Exercise prompt:
Retype all of the listing exactly, passing over any picture you find.

>> BEGIN Data records

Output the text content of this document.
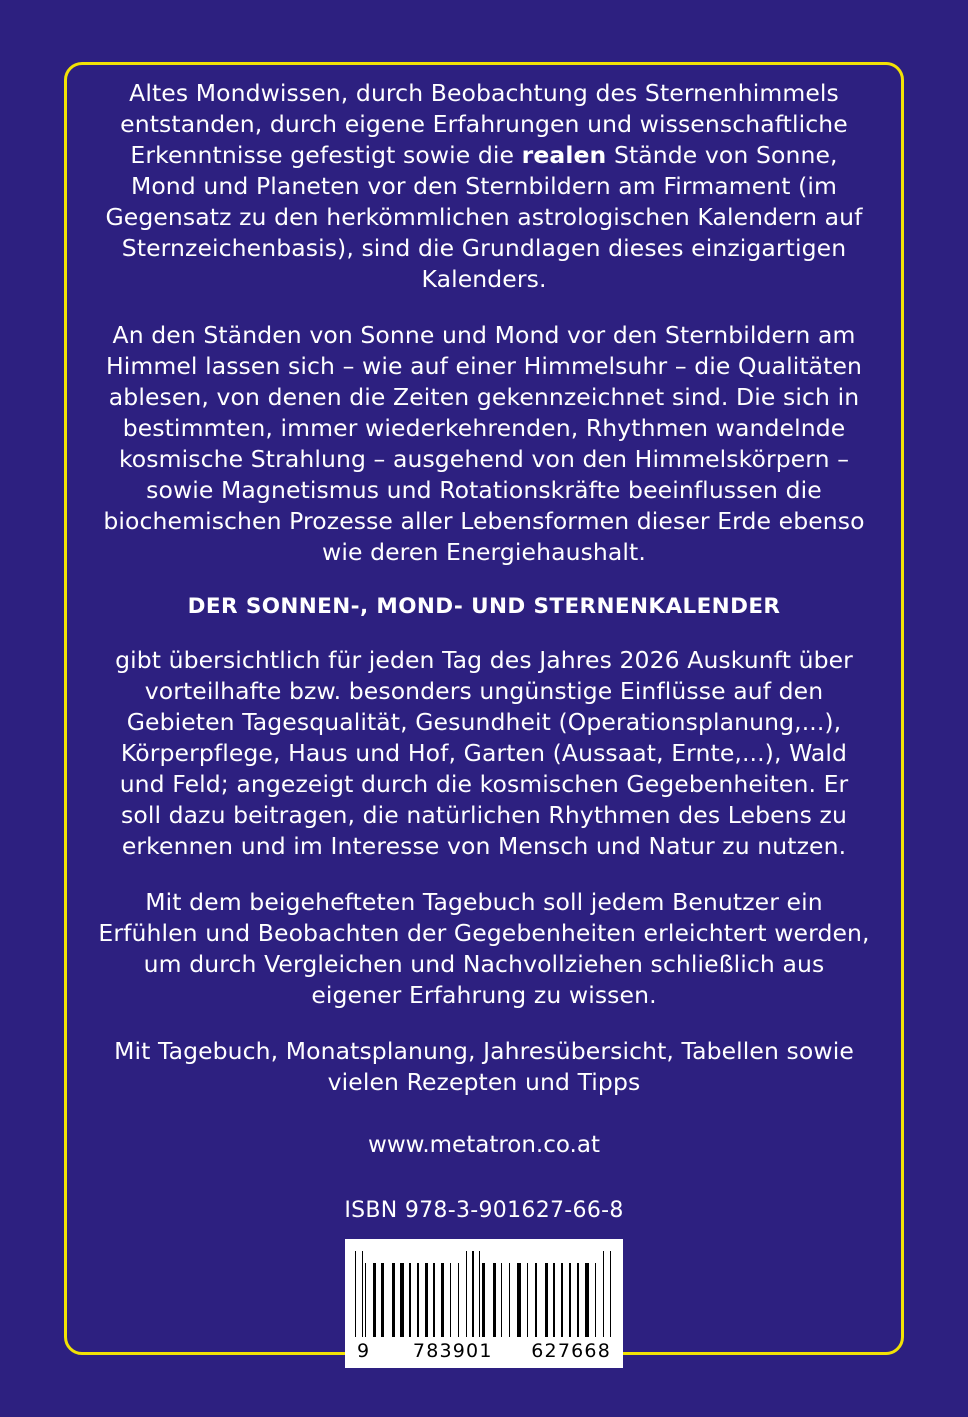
Altes Mondwissen, durch Beobachtung des Sternenhimmels entstanden, durch eigene Erfahrungen und wissenschaftliche Erkenntnisse gefestigt sowie die realen Stände von Sonne, Mond und Planeten vor den Sternbildern am Firmament (im Gegensatz zu den herkömmlichen astrologischen Kalendern auf Sternzeichenbasis), sind die Grundlagen dieses einzigartigen Kalenders.

An den Ständen von Sonne und Mond vor den Sternbildern am Himmel lassen sich – wie auf einer Himmelsuhr – die Qualitäten ablesen, von denen die Zeiten gekennzeichnet sind. Die sich in bestimmten, immer wiederkehrenden, Rhythmen wandelnde kosmische Strahlung – ausgehend von den Himmelskörpern – sowie Magnetismus und Rotationskräfte beeinflussen die biochemischen Prozesse aller Lebensformen dieser Erde ebenso wie deren Energiehaushalt.

DER SONNEN-, MOND- UND STERNENKALENDER

gibt übersichtlich für jeden Tag des Jahres 2026 Auskunft über vorteilhafte bzw. besonders ungünstige Einflüsse auf den Gebieten Tagesqualität, Gesundheit (Operationsplanung,...), Körperpflege, Haus und Hof, Garten (Aussaat, Ernte,...), Wald und Feld; angezeigt durch die kosmischen Gegebenheiten. Er soll dazu beitragen, die natürlichen Rhythmen des Lebens zu erkennen und im Interesse von Mensch und Natur zu nutzen.

Mit dem beigehefteten Tagebuch soll jedem Benutzer ein Erfühlen und Beobachten der Gegebenheiten erleichtert werden, um durch Vergleichen und Nachvollziehen schließlich aus eigener Erfahrung zu wissen.

Mit Tagebuch, Monatsplanung, Jahresübersicht, Tabellen sowie vielen Rezepten und Tipps

www.metatron.co.at

ISBN 978-3-901627-66-8

9 783901 627668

>> END Data records

Solution to this exercise:
Output the text content of this document.
Altes Mondwissen, durch Beobachtung des Sternenhimmels entstanden, durch eigene Erfahrungen und wissenschaftliche Erkenntnisse gefestigt sowie die realen Stände von Sonne, Mond und Planeten vor den Sternbildern am Firmament (im Gegensatz zu den herkömmlichen astrologischen Kalendern auf Sternzeichenbasis), sind die Grundlagen dieses einzigartigen Kalenders.

An den Ständen von Sonne und Mond vor den Sternbildern am Himmel lassen sich – wie auf einer Himmelsuhr – die Qualitäten ablesen, von denen die Zeiten gekennzeichnet sind. Die sich in bestimmten, immer wiederkehrenden, Rhythmen wandelnde kosmische Strahlung – ausgehend von den Himmelskörpern – sowie Magnetismus und Rotationskräfte beeinflussen die biochemischen Prozesse aller Lebensformen dieser Erde ebenso wie deren Energiehaushalt.

DER SONNEN-, MOND- UND STERNENKALENDER

gibt übersichtlich für jeden Tag des Jahres 2026 Auskunft über vorteilhafte bzw. besonders ungünstige Einflüsse auf den Gebieten Tagesqualität, Gesundheit (Operationsplanung,...), Körperpflege, Haus und Hof, Garten (Aussaat, Ernte,...), Wald und Feld; angezeigt durch die kosmischen Gegebenheiten. Er soll dazu beitragen, die natürlichen Rhythmen des Lebens zu erkennen und im Interesse von Mensch und Natur zu nutzen.

Mit dem beigehefteten Tagebuch soll jedem Benutzer ein Erfühlen und Beobachten der Gegebenheiten erleichtert werden, um durch Vergleichen und Nachvollziehen schließlich aus eigener Erfahrung zu wissen.

Mit Tagebuch, Monatsplanung, Jahresübersicht, Tabellen sowie vielen Rezepten und Tipps

www.metatron.co.at

ISBN 978-3-901627-66-8

9 783901 627668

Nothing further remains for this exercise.